GIVEN REQUEST ▸
Go through the entries below and copy each line containing the word "hard".

◆ ◆ ◆ ◆ ◆

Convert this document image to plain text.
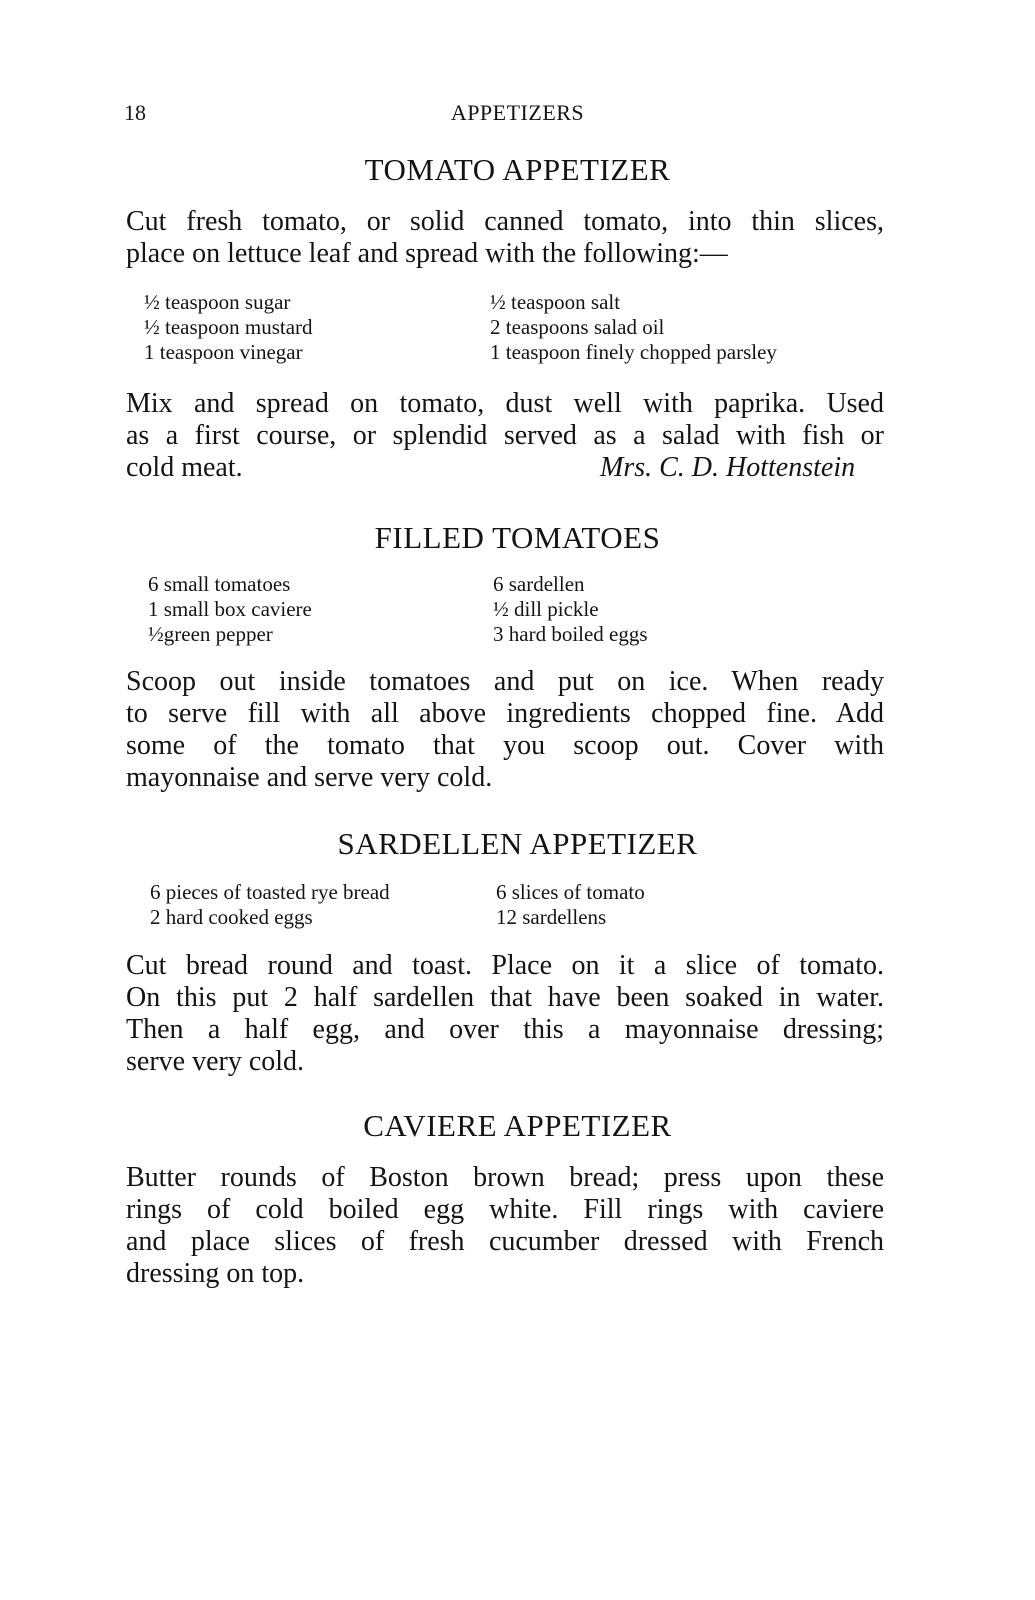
18	APPETIZERS
TOMATO APPETIZER
Cut fresh tomato, or solid canned tomato, into thin slices,
place on lettuce leaf and spread with the following:—
½ teaspoon sugar
½ teaspoon mustard
1 teaspoon vinegar
½ teaspoon salt
2 teaspoons salad oil
1 teaspoon finely chopped parsley
Mix and spread on tomato, dust well with paprika. Used
as a first course, or splendid served as a salad with fish or
cold meat.	Mrs. C. D. Hottenstein
FILLED TOMATOES
6 small tomatoes
1 small box caviere
½green pepper
6 sardellen
½ dill pickle
3 hard boiled eggs
Scoop out inside tomatoes and put on ice. When ready
to serve fill with all above ingredients chopped fine. Add
some of the tomato that you scoop out. Cover with
mayonnaise and serve very cold.
SARDELLEN APPETIZER
6 pieces of toasted rye bread
2 hard cooked eggs
6 slices of tomato
12 sardellens
Cut bread round and toast. Place on it a slice of tomato.
On this put 2 half sardellen that have been soaked in water.
Then a half egg, and over this a mayonnaise dressing;
serve very cold.
CAVIERE APPETIZER
Butter rounds of Boston brown bread; press upon these
rings of cold boiled egg white. Fill rings with caviere
and place slices of fresh cucumber dressed with French
dressing on top.
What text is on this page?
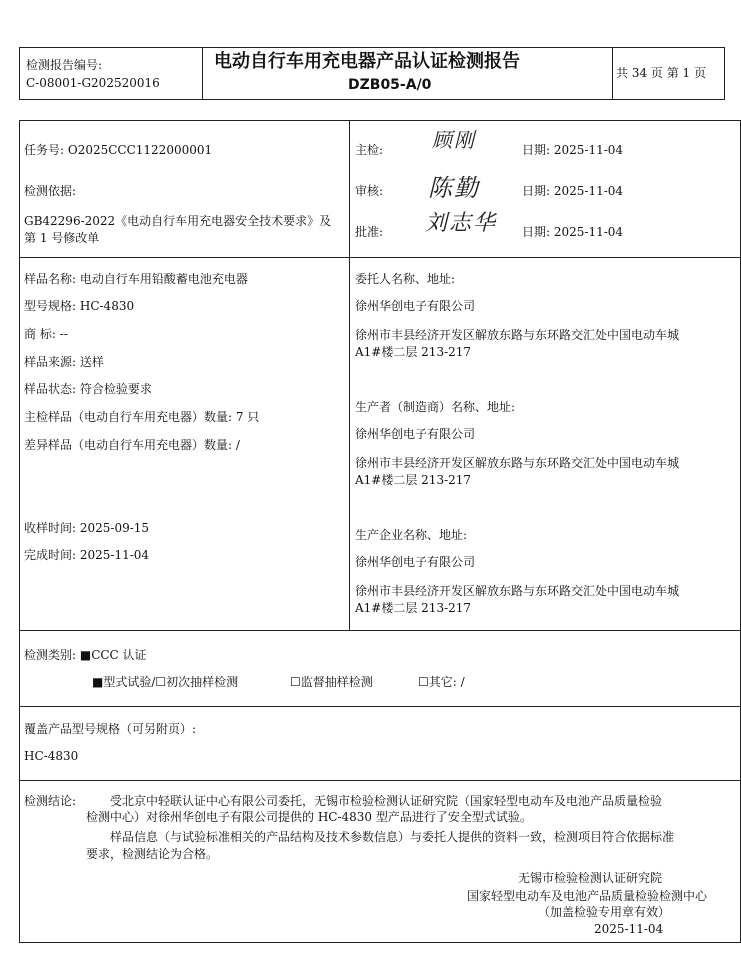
检测报告编号:
C-08001-G202520016
电动自行车用充电器产品认证检测报告
DZB05-A/0
共 34 页 第 1 页
任务号: O2025CCC1122000001
检测依据:
GB42296-2022《电动自行车用充电器安全技术要求》及
第 1 号修改单
主检: 顾刚	日期: 2025-11-04
审核: 陈勤	日期: 2025-11-04
批准: 刘志华 日期: 2025-11-04
样品名称: 电动自行车用铅酸蓄电池充电器
型号规格: HC-4830
商 标: --
样品来源: 送样
样品状态: 符合检验要求
主检样品（电动自行车用充电器）数量: 7 只
差异样品（电动自行车用充电器）数量: /
收样时间: 2025-09-15
完成时间: 2025-11-04
委托人名称、地址:
徐州华创电子有限公司
徐州市丰县经济开发区解放东路与东环路交汇处中国电动车城
A1#楼二层 213-217
生产者（制造商）名称、地址:
徐州华创电子有限公司
徐州市丰县经济开发区解放东路与东环路交汇处中国电动车城
A1#楼二层 213-217
生产企业名称、地址:
徐州华创电子有限公司
徐州市丰县经济开发区解放东路与东环路交汇处中国电动车城
A1#楼二层 213-217
检测类别: ■CCC 认证
■型式试验/☐初次抽样检测	☐监督抽样检测	☐其它: /
覆盖产品型号规格（可另附页）:
HC-4830
检测结论:	受北京中轻联认证中心有限公司委托，无锡市检验检测认证研究院（国家轻型电动车及电池产品质量检验
检测中心）对徐州华创电子有限公司提供的 HC-4830 型产品进行了安全型式试验。
样品信息（与试验标准相关的产品结构及技术参数信息）与委托人提供的资料一致，检测项目符合依据标准
要求，检测结论为合格。
无锡市检验检测认证研究院
国家轻型电动车及电池产品质量检验检测中心
（加盖检验专用章有效）
2025-11-04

◆ ◆ ◆ ◆ ◆

RESULT OF THIS EXERCISE ▸
3 hard boiled eggs
2 hard cooked eggs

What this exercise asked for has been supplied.